Items from a dataset
▬▬▬▬▬▬▬▬▬▬

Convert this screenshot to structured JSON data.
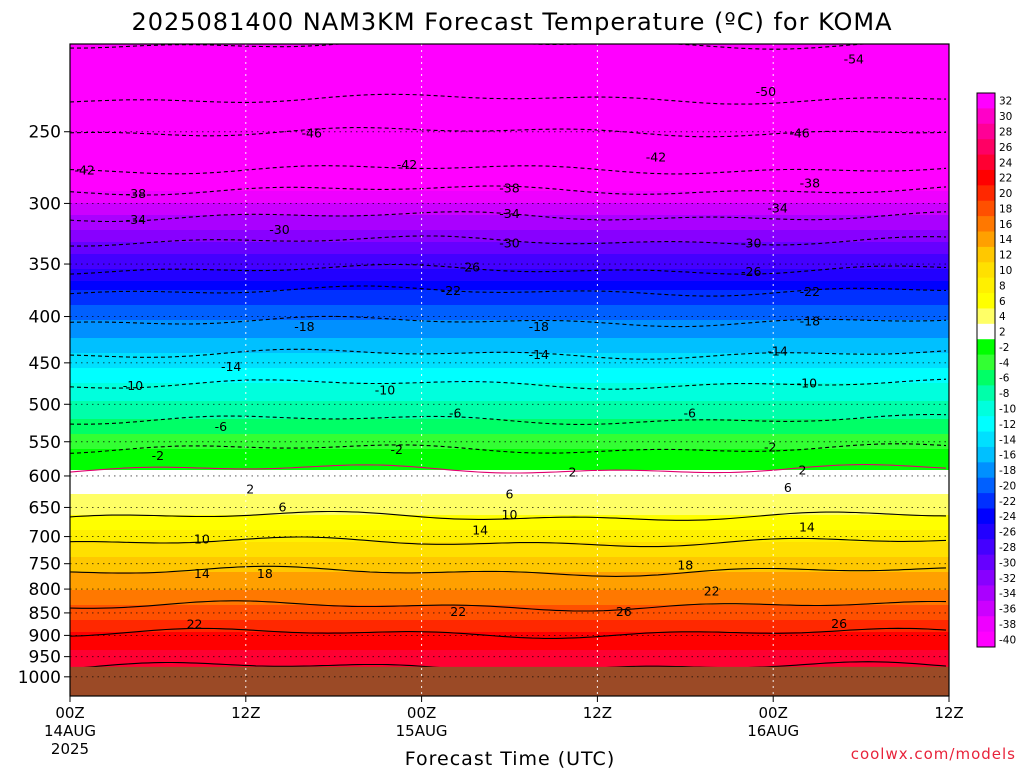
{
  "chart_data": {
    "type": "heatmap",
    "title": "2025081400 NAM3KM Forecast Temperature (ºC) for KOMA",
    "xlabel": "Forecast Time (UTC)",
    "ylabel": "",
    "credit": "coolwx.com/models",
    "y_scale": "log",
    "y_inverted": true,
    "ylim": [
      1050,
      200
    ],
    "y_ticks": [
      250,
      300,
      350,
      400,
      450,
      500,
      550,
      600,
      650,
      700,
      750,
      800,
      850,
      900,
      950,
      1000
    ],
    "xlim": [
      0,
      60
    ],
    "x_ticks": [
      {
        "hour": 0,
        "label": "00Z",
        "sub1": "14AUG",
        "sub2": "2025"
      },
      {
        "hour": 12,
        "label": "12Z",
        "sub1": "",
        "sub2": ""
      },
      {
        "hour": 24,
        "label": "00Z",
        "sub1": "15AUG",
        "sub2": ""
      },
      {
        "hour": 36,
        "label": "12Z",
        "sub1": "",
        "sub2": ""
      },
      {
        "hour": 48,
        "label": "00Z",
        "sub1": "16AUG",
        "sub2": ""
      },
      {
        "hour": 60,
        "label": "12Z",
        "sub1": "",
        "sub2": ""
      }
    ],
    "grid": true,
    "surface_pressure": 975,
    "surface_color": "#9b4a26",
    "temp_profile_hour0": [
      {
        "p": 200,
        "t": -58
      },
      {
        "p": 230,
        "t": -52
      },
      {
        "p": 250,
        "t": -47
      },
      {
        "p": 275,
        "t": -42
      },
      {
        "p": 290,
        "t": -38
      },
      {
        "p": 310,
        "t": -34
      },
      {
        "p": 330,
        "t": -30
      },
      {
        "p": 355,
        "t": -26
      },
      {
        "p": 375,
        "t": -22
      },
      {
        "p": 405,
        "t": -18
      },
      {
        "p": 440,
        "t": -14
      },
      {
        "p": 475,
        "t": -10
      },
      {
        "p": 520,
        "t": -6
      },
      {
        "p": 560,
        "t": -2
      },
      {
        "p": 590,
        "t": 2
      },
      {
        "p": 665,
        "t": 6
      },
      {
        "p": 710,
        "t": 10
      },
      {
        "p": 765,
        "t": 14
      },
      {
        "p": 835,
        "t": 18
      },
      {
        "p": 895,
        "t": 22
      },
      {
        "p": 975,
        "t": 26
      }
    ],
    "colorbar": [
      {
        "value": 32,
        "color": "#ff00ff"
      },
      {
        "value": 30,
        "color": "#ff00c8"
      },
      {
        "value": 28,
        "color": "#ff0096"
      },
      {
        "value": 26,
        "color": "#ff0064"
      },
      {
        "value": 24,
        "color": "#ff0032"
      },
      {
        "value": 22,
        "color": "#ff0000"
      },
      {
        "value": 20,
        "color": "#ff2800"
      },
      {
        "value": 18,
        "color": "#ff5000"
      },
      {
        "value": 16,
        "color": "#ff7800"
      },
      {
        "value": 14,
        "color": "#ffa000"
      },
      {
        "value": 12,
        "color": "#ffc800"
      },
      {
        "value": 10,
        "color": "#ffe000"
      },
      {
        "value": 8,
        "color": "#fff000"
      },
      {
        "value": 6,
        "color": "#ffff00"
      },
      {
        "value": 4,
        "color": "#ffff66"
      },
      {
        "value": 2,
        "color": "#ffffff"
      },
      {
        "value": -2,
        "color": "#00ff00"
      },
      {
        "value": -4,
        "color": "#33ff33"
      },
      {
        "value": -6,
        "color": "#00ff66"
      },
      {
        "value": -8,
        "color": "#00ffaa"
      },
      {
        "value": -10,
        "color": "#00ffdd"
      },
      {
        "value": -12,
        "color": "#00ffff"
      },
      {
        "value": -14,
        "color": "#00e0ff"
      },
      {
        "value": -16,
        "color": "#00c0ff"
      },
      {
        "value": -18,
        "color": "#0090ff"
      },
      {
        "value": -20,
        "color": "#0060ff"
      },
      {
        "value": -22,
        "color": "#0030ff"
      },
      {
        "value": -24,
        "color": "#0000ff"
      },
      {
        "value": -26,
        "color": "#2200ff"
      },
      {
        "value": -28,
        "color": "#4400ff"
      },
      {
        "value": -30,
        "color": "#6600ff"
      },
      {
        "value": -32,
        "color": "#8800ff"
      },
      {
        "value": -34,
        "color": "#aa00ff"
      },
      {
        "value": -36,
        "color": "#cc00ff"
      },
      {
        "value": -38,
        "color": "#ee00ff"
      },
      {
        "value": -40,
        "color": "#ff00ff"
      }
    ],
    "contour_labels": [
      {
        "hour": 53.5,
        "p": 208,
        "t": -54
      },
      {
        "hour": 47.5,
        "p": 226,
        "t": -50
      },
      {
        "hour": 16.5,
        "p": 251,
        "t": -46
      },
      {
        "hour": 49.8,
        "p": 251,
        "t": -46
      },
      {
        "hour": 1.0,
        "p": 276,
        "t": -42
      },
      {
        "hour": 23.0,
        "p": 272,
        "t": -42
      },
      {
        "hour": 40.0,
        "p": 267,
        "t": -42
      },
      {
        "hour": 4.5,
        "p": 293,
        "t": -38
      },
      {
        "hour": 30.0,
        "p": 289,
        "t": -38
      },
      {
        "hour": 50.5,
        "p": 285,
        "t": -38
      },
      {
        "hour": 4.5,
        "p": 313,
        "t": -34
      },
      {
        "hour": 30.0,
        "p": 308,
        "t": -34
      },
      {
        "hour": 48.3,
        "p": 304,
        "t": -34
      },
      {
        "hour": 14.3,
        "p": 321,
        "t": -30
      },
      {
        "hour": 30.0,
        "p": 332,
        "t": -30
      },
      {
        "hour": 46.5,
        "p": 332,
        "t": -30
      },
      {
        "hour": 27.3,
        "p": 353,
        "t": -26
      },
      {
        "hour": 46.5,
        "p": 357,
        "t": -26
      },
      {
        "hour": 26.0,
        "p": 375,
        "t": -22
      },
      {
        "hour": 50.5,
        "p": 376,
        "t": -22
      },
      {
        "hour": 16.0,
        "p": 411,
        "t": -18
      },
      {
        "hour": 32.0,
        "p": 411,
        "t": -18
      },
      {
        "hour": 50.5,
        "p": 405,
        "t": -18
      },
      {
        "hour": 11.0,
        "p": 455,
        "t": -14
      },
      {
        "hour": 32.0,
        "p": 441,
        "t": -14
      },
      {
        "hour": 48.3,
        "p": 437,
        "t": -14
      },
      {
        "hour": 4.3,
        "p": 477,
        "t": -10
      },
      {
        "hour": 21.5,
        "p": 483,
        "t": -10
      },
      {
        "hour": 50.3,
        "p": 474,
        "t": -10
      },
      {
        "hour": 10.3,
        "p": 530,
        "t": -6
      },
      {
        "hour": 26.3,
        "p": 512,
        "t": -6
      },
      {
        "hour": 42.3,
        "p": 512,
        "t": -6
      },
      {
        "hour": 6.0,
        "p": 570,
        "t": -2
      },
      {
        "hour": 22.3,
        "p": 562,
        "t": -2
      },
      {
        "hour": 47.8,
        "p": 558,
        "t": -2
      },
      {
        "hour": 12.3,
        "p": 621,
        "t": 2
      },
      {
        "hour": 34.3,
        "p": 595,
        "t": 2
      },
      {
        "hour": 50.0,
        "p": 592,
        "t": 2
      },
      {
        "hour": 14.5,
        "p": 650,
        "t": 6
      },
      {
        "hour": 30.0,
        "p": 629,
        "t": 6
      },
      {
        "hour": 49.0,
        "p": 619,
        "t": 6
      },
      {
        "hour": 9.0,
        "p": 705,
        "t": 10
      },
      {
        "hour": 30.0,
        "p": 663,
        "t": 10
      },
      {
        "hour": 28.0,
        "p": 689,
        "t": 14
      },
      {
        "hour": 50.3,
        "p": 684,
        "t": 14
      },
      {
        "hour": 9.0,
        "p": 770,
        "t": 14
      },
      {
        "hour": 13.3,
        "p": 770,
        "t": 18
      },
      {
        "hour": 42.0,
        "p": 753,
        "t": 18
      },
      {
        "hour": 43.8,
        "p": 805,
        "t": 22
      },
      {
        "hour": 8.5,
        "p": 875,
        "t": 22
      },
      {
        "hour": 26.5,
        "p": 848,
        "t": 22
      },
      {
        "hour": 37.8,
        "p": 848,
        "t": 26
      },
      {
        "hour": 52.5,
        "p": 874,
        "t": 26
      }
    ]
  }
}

▬▬▬▬▬▬▬▬▬▬

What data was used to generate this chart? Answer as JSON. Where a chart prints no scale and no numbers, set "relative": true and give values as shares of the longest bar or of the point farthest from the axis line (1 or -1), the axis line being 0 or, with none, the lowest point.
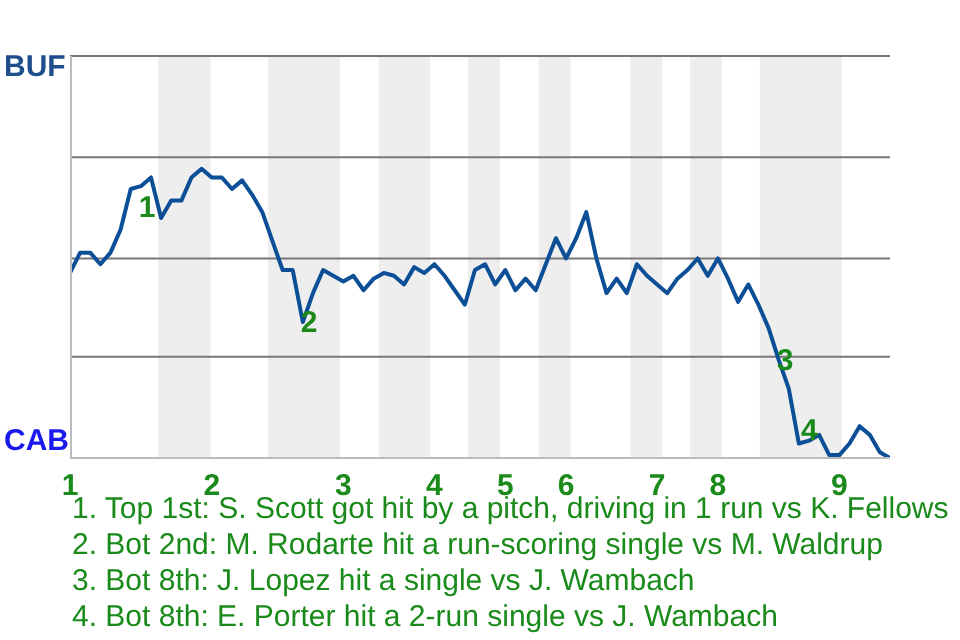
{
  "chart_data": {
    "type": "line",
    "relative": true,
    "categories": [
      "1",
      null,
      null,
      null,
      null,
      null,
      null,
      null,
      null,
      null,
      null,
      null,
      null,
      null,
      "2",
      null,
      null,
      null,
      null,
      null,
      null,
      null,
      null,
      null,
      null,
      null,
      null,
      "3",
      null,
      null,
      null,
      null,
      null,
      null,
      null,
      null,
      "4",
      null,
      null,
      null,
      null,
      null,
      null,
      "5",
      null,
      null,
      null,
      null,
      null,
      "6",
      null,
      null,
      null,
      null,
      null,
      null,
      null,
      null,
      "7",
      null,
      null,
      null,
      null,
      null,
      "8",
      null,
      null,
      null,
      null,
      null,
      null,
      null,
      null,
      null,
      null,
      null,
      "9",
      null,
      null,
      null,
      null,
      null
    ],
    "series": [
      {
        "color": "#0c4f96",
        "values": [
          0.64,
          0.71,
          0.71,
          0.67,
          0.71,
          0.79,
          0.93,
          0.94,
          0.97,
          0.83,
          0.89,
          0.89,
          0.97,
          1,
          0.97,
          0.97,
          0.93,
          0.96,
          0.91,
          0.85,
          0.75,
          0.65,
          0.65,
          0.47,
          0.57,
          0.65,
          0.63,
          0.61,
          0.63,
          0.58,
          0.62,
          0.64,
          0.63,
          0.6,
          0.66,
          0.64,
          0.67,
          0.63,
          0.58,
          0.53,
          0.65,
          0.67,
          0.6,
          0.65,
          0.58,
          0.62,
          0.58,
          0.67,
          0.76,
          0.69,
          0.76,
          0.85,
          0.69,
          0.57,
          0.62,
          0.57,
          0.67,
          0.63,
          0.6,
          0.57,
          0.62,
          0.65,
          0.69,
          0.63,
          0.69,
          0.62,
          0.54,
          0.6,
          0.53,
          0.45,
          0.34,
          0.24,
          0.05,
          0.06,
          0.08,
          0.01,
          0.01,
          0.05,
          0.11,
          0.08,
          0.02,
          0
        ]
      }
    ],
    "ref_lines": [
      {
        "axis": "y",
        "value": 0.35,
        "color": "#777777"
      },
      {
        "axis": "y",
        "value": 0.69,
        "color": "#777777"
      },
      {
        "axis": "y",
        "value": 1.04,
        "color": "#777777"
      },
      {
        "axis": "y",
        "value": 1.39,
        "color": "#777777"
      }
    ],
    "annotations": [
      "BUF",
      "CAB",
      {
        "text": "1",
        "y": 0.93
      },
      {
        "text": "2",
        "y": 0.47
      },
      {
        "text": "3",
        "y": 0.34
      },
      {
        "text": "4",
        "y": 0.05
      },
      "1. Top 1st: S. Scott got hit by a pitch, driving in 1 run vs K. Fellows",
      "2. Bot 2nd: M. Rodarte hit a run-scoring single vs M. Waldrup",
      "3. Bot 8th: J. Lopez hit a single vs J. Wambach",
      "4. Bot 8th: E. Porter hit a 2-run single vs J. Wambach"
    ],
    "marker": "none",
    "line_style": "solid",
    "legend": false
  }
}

▬▬▬▬▬▬▬▬▬▬

**Exercise description:**
Copy each line that contains the word "this".

**Result of the task:**
Convert this screenshot to structured JSON data.
What data was used to generate this chart? Answer as JSON. Where a chart prints no scale and no numbers, set "relative": true and give values as shares of the longest bar or of the point farthest from the axis line (1 or -1), the axis line being 0 or, with none, the lowest point.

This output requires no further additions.